• **Your instructions**
Pick out every line with the word "ylabel" and copy it.

• **Saved data entries**
◇ ◇ ◇ ◇ ◇ ◇ ◇

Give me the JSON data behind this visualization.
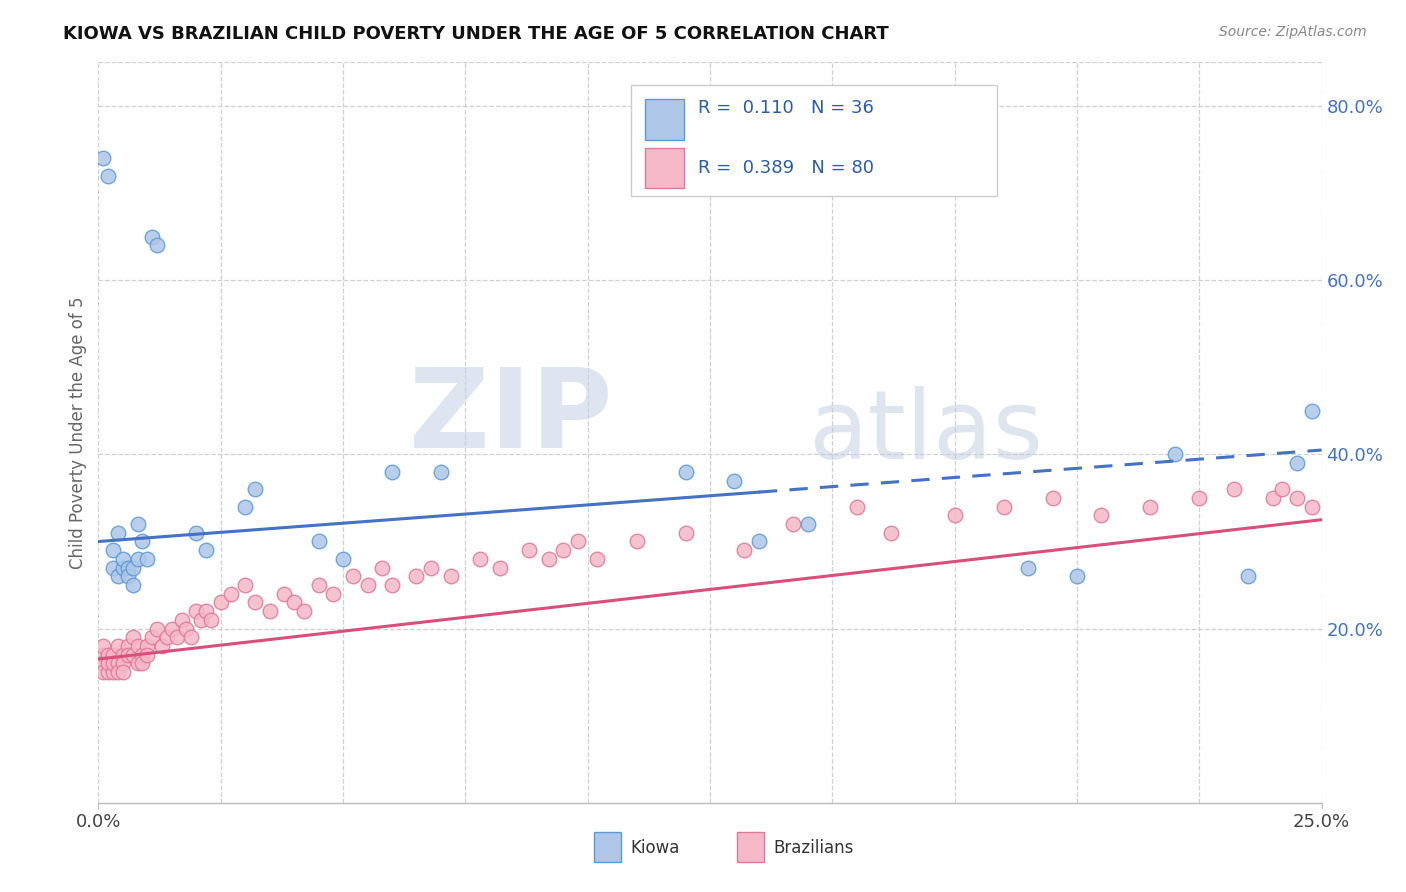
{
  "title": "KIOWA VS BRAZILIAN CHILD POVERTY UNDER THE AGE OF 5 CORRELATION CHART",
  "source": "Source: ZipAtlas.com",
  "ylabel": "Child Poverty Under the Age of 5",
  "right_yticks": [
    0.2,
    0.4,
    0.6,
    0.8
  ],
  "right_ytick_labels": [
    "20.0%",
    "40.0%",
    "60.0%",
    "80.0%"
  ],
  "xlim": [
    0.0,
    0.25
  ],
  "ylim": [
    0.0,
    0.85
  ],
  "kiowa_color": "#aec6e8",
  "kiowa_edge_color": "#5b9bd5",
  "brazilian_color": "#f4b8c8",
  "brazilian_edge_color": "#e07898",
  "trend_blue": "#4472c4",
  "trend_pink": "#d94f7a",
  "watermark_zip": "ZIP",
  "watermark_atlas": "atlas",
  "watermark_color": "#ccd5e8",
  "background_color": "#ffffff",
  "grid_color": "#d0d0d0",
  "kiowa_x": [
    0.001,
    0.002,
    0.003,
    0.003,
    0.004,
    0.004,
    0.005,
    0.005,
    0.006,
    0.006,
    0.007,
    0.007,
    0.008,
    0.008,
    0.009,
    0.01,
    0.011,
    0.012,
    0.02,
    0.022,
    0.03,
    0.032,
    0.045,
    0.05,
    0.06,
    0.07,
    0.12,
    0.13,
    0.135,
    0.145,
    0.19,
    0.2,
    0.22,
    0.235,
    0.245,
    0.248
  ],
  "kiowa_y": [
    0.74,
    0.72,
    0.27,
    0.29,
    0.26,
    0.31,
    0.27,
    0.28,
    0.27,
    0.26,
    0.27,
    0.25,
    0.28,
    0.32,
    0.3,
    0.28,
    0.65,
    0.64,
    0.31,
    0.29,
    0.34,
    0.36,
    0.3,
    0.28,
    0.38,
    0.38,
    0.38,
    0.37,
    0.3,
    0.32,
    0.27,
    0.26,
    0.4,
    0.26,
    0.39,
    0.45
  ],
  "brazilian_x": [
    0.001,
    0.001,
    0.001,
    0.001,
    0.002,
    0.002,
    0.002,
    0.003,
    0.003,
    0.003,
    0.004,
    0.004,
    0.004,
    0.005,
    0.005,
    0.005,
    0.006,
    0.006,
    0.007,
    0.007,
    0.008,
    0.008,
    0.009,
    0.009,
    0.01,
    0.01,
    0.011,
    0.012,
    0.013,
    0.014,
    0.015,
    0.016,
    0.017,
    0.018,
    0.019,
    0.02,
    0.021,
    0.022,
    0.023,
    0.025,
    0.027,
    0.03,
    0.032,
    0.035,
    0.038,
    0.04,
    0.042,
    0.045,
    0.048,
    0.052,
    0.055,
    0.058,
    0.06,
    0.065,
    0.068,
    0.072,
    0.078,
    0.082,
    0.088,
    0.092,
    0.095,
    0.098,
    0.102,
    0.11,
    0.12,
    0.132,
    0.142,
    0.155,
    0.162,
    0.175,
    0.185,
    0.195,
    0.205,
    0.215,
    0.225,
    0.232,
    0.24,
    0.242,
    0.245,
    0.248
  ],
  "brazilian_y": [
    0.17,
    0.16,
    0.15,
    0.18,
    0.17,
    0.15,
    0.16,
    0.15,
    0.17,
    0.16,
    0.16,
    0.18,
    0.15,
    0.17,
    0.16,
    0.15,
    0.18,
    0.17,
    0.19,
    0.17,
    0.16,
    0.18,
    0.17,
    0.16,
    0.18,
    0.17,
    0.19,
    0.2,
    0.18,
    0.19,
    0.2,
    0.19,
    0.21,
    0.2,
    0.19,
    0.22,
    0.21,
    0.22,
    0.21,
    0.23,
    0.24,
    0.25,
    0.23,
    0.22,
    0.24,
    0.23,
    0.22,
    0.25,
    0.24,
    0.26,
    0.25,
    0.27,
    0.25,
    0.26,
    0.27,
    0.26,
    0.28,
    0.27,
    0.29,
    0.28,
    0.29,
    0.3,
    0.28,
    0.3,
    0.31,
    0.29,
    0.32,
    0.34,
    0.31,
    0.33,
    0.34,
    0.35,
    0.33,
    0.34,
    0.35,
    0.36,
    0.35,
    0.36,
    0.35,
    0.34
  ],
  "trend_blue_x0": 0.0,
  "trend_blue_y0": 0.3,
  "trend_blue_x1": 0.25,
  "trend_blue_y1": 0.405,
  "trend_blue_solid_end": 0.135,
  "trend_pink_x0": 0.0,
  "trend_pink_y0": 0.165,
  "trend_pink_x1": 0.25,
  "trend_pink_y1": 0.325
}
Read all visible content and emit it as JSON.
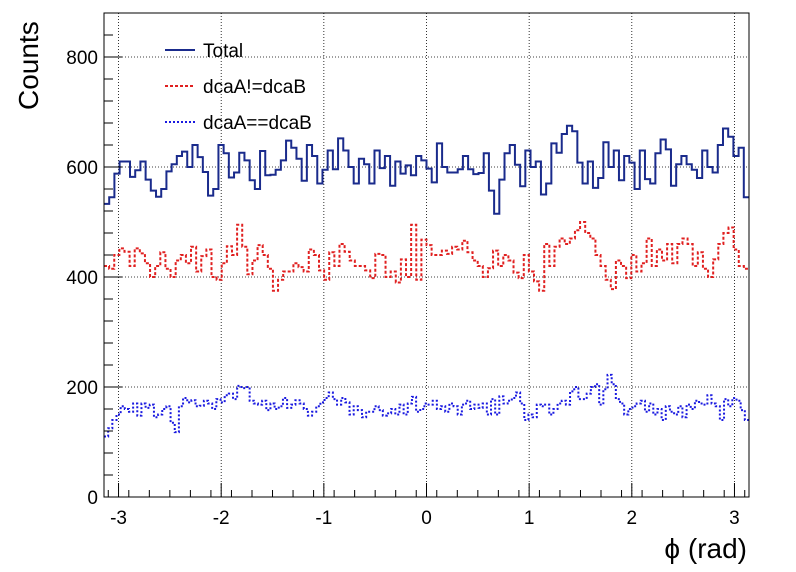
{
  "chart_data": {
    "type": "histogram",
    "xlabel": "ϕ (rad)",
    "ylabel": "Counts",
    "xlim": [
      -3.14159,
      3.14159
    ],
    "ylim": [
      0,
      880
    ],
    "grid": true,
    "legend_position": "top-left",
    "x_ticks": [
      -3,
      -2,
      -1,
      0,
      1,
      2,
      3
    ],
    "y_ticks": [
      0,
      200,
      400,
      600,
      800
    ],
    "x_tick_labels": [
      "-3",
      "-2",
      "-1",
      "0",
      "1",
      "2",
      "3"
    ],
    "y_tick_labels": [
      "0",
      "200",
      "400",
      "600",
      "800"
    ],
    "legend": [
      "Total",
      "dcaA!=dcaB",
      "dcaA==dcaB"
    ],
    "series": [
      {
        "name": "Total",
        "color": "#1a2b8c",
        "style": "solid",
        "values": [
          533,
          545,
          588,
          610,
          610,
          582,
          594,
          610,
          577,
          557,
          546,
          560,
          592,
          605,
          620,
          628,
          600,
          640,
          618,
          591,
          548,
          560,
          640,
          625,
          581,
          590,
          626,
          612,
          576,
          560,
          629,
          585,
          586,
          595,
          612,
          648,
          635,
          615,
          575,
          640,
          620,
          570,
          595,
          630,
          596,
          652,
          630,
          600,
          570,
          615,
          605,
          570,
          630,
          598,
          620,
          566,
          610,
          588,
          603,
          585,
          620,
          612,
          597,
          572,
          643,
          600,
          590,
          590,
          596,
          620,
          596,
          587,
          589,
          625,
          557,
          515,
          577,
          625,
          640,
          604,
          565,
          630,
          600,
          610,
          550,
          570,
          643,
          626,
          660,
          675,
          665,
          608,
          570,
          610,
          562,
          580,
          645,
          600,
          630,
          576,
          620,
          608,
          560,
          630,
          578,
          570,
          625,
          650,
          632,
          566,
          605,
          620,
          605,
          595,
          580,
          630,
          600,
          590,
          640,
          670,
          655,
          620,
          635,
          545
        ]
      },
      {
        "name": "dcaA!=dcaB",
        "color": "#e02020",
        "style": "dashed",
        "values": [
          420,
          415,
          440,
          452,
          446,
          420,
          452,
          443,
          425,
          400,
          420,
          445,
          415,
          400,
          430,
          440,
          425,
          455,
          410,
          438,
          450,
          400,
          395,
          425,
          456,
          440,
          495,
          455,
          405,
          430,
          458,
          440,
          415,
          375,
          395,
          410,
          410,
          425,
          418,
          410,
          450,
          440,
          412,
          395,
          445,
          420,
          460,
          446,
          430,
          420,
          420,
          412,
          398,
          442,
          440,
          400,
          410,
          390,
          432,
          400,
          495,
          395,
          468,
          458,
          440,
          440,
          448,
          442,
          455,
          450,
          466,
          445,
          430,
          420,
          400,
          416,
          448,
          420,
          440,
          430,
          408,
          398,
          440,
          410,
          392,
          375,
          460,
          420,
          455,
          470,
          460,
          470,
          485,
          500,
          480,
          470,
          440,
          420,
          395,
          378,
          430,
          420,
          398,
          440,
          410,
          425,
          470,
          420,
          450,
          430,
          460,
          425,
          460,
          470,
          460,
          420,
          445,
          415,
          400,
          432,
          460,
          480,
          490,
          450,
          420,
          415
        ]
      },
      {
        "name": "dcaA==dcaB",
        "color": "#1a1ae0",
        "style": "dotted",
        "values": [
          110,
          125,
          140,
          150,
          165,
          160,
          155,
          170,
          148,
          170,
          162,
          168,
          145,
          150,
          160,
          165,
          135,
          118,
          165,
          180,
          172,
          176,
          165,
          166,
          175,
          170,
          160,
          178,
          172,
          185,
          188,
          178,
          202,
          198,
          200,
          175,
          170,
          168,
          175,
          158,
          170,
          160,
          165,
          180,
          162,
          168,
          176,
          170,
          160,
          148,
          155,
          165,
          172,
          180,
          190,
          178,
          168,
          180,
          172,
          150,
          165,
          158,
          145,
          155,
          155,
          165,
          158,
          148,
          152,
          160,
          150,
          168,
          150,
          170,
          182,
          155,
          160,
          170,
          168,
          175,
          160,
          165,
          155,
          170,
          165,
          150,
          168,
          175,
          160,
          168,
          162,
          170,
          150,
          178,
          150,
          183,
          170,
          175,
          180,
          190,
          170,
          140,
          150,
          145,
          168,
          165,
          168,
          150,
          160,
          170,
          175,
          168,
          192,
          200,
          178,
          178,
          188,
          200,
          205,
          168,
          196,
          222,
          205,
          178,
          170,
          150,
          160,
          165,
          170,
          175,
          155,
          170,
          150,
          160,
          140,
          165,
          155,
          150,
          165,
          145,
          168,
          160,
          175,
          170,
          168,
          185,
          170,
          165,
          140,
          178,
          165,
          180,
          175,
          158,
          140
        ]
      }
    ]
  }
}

◇ ◇ ◇ ◇ ◇ ◇ ◇

• **Correct result**
  "ylabel": "Child Poverty Under the Age of 5",
    "ylabel": "Counts",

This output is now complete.